**YOUR OBJECTIVE**
Provide an exact transcription of all the records.

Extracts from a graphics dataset
# # #

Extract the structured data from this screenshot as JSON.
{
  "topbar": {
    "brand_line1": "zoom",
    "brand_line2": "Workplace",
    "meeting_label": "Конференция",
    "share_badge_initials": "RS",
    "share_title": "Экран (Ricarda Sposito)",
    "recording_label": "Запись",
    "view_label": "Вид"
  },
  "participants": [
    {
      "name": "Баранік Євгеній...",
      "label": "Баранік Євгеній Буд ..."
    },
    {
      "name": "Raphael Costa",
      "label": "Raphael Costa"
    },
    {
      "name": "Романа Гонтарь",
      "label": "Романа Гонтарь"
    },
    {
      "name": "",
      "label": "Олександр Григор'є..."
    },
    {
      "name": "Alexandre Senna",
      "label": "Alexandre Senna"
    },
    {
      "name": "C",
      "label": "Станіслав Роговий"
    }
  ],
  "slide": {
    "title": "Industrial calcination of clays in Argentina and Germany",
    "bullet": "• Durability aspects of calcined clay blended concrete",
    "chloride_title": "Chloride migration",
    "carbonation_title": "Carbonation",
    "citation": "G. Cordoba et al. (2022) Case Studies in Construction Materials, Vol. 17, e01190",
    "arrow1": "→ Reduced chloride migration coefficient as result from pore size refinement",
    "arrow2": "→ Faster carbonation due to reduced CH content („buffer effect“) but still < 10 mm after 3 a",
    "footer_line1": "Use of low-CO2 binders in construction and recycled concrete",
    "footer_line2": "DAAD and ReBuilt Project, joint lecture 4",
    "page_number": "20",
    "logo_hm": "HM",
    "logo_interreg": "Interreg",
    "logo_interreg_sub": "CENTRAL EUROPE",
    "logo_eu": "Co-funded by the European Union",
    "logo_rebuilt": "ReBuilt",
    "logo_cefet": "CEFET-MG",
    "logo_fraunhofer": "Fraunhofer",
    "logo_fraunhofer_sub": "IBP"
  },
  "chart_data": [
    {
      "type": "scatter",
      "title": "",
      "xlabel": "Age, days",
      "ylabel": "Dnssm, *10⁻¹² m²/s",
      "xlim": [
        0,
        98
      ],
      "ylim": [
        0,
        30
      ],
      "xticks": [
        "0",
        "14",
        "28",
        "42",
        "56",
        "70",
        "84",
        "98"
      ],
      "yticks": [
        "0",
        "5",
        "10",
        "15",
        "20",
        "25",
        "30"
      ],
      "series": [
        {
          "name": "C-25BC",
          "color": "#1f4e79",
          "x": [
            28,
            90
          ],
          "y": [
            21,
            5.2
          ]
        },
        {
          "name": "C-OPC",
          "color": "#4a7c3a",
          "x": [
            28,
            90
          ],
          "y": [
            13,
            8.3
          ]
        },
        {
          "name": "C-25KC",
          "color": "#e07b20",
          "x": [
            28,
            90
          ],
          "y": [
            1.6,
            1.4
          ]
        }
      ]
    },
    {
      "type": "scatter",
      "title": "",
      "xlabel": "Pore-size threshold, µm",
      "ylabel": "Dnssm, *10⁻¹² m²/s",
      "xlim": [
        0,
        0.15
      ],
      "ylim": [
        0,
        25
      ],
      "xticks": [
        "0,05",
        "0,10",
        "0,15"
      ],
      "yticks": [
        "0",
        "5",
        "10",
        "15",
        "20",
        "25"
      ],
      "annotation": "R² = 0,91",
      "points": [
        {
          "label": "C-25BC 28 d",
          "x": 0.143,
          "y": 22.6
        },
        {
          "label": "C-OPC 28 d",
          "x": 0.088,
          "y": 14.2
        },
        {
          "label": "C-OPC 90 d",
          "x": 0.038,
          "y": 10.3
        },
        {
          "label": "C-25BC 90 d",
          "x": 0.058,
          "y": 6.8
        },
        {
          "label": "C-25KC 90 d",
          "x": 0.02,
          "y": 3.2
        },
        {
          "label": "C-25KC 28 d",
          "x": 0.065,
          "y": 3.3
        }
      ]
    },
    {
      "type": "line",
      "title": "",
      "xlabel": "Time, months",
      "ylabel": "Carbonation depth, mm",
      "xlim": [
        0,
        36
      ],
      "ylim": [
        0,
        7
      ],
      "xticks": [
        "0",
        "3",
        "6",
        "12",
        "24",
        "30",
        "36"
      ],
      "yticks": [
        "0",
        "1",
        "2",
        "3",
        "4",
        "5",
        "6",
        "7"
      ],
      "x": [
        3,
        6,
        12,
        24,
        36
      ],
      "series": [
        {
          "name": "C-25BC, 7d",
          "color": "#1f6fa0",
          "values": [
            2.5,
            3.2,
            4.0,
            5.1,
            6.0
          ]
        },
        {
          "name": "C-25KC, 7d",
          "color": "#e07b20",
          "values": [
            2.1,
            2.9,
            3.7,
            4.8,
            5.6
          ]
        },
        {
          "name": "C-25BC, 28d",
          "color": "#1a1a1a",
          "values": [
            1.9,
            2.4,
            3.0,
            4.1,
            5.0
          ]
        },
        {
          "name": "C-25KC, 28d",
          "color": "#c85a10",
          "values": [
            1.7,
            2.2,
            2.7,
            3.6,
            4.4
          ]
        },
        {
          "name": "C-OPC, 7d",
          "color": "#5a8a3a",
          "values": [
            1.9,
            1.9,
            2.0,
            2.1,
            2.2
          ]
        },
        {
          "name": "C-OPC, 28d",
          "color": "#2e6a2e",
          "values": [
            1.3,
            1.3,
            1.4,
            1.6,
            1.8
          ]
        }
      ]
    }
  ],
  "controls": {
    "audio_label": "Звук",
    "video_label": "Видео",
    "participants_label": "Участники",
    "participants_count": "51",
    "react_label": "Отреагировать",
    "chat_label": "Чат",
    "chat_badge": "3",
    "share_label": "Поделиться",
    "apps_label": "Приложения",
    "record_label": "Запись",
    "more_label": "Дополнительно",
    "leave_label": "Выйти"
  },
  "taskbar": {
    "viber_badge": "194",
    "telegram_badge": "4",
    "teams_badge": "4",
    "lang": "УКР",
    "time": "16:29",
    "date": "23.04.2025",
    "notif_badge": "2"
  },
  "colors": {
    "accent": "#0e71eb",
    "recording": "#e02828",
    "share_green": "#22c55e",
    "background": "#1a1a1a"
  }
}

# # #

**TASK OUTPUT**
Extract the structured data from this screenshot as JSON.
{
  "topbar": {
    "brand_line1": "zoom",
    "brand_line2": "Workplace",
    "meeting_label": "Конференция",
    "share_badge_initials": "RS",
    "share_title": "Экран (Ricarda Sposito)",
    "recording_label": "Запись",
    "view_label": "Вид"
  },
  "participants": [
    {
      "name": "Баранік Євгеній...",
      "label": "Баранік Євгеній Буд ..."
    },
    {
      "name": "Raphael Costa",
      "label": "Raphael Costa"
    },
    {
      "name": "Романа Гонтарь",
      "label": "Романа Гонтарь"
    },
    {
      "name": "",
      "label": "Олександр Григор'є..."
    },
    {
      "name": "Alexandre Senna",
      "label": "Alexandre Senna"
    },
    {
      "name": "C",
      "label": "Станіслав Роговий"
    }
  ],
  "slide": {
    "title": "Industrial calcination of clays in Argentina and Germany",
    "bullet": "• Durability aspects of calcined clay blended concrete",
    "chloride_title": "Chloride migration",
    "carbonation_title": "Carbonation",
    "citation": "G. Cordoba et al. (2022) Case Studies in Construction Materials, Vol. 17, e01190",
    "arrow1": "→ Reduced chloride migration coefficient as result from pore size refinement",
    "arrow2": "→ Faster carbonation due to reduced CH content („buffer effect“) but still < 10 mm after 3 a",
    "footer_line1": "Use of low-CO2 binders in construction and recycled concrete",
    "footer_line2": "DAAD and ReBuilt Project, joint lecture 4",
    "page_number": "20",
    "logo_hm": "HM",
    "logo_interreg": "Interreg",
    "logo_interreg_sub": "CENTRAL EUROPE",
    "logo_eu": "Co-funded by the European Union",
    "logo_rebuilt": "ReBuilt",
    "logo_cefet": "CEFET-MG",
    "logo_fraunhofer": "Fraunhofer",
    "logo_fraunhofer_sub": "IBP"
  },
  "chart_data": [
    {
      "type": "scatter",
      "title": "",
      "xlabel": "Age, days",
      "ylabel": "Dnssm, *10⁻¹² m²/s",
      "xlim": [
        0,
        98
      ],
      "ylim": [
        0,
        30
      ],
      "xticks": [
        "0",
        "14",
        "28",
        "42",
        "56",
        "70",
        "84",
        "98"
      ],
      "yticks": [
        "0",
        "5",
        "10",
        "15",
        "20",
        "25",
        "30"
      ],
      "series": [
        {
          "name": "C-25BC",
          "color": "#1f4e79",
          "x": [
            28,
            90
          ],
          "y": [
            21,
            5.2
          ]
        },
        {
          "name": "C-OPC",
          "color": "#4a7c3a",
          "x": [
            28,
            90
          ],
          "y": [
            13,
            8.3
          ]
        },
        {
          "name": "C-25KC",
          "color": "#e07b20",
          "x": [
            28,
            90
          ],
          "y": [
            1.6,
            1.4
          ]
        }
      ]
    },
    {
      "type": "scatter",
      "title": "",
      "xlabel": "Pore-size threshold, µm",
      "ylabel": "Dnssm, *10⁻¹² m²/s",
      "xlim": [
        0,
        0.15
      ],
      "ylim": [
        0,
        25
      ],
      "xticks": [
        "0,05",
        "0,10",
        "0,15"
      ],
      "yticks": [
        "0",
        "5",
        "10",
        "15",
        "20",
        "25"
      ],
      "annotation": "R² = 0,91",
      "points": [
        {
          "label": "C-25BC 28 d",
          "x": 0.143,
          "y": 22.6
        },
        {
          "label": "C-OPC 28 d",
          "x": 0.088,
          "y": 14.2
        },
        {
          "label": "C-OPC 90 d",
          "x": 0.038,
          "y": 10.3
        },
        {
          "label": "C-25BC 90 d",
          "x": 0.058,
          "y": 6.8
        },
        {
          "label": "C-25KC 90 d",
          "x": 0.02,
          "y": 3.2
        },
        {
          "label": "C-25KC 28 d",
          "x": 0.065,
          "y": 3.3
        }
      ]
    },
    {
      "type": "line",
      "title": "",
      "xlabel": "Time, months",
      "ylabel": "Carbonation depth, mm",
      "xlim": [
        0,
        36
      ],
      "ylim": [
        0,
        7
      ],
      "xticks": [
        "0",
        "3",
        "6",
        "12",
        "24",
        "30",
        "36"
      ],
      "yticks": [
        "0",
        "1",
        "2",
        "3",
        "4",
        "5",
        "6",
        "7"
      ],
      "x": [
        3,
        6,
        12,
        24,
        36
      ],
      "series": [
        {
          "name": "C-25BC, 7d",
          "color": "#1f6fa0",
          "values": [
            2.5,
            3.2,
            4.0,
            5.1,
            6.0
          ]
        },
        {
          "name": "C-25KC, 7d",
          "color": "#e07b20",
          "values": [
            2.1,
            2.9,
            3.7,
            4.8,
            5.6
          ]
        },
        {
          "name": "C-25BC, 28d",
          "color": "#1a1a1a",
          "values": [
            1.9,
            2.4,
            3.0,
            4.1,
            5.0
          ]
        },
        {
          "name": "C-25KC, 28d",
          "color": "#c85a10",
          "values": [
            1.7,
            2.2,
            2.7,
            3.6,
            4.4
          ]
        },
        {
          "name": "C-OPC, 7d",
          "color": "#5a8a3a",
          "values": [
            1.9,
            1.9,
            2.0,
            2.1,
            2.2
          ]
        },
        {
          "name": "C-OPC, 28d",
          "color": "#2e6a2e",
          "values": [
            1.3,
            1.3,
            1.4,
            1.6,
            1.8
          ]
        }
      ]
    }
  ],
  "controls": {
    "audio_label": "Звук",
    "video_label": "Видео",
    "participants_label": "Участники",
    "participants_count": "51",
    "react_label": "Отреагировать",
    "chat_label": "Чат",
    "chat_badge": "3",
    "share_label": "Поделиться",
    "apps_label": "Приложения",
    "record_label": "Запись",
    "more_label": "Дополнительно",
    "leave_label": "Выйти"
  },
  "taskbar": {
    "viber_badge": "194",
    "telegram_badge": "4",
    "teams_badge": "4",
    "lang": "УКР",
    "time": "16:29",
    "date": "23.04.2025",
    "notif_badge": "2"
  },
  "colors": {
    "accent": "#0e71eb",
    "recording": "#e02828",
    "share_green": "#22c55e",
    "background": "#1a1a1a"
  }
}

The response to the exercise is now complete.